WHAT YOU ARE ASKED TO DO ->
Restate, word for word, every line of the data.

· · · · · · ·

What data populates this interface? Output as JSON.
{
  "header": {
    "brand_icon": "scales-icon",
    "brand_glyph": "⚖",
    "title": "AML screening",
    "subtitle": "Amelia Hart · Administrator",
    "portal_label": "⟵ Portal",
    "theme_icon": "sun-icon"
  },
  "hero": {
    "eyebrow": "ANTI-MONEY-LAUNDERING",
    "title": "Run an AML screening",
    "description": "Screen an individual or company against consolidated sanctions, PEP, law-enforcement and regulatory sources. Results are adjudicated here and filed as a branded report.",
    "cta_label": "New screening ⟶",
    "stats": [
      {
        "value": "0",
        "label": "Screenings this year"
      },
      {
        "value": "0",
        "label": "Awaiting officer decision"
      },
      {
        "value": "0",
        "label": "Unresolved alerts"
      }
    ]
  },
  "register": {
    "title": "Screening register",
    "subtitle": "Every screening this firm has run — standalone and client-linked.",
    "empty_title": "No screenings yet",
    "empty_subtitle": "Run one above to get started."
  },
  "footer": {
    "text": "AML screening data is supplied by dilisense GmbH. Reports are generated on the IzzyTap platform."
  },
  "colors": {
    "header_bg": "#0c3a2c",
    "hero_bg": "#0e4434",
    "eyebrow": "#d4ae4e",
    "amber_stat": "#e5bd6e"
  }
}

· · · · · · ·

ANSWER TO THIS TASK ->
What data populates this interface? Output as JSON.
{
  "header": {
    "brand_icon": "scales-icon",
    "brand_glyph": "⚖",
    "title": "AML screening",
    "subtitle": "Amelia Hart · Administrator",
    "portal_label": "⟵ Portal",
    "theme_icon": "sun-icon"
  },
  "hero": {
    "eyebrow": "ANTI-MONEY-LAUNDERING",
    "title": "Run an AML screening",
    "description": "Screen an individual or company against consolidated sanctions, PEP, law-enforcement and regulatory sources. Results are adjudicated here and filed as a branded report.",
    "cta_label": "New screening ⟶",
    "stats": [
      {
        "value": "0",
        "label": "Screenings this year"
      },
      {
        "value": "0",
        "label": "Awaiting officer decision"
      },
      {
        "value": "0",
        "label": "Unresolved alerts"
      }
    ]
  },
  "register": {
    "title": "Screening register",
    "subtitle": "Every screening this firm has run — standalone and client-linked.",
    "empty_title": "No screenings yet",
    "empty_subtitle": "Run one above to get started."
  },
  "footer": {
    "text": "AML screening data is supplied by dilisense GmbH. Reports are generated on the IzzyTap platform."
  },
  "colors": {
    "header_bg": "#0c3a2c",
    "hero_bg": "#0e4434",
    "eyebrow": "#d4ae4e",
    "amber_stat": "#e5bd6e"
  }
}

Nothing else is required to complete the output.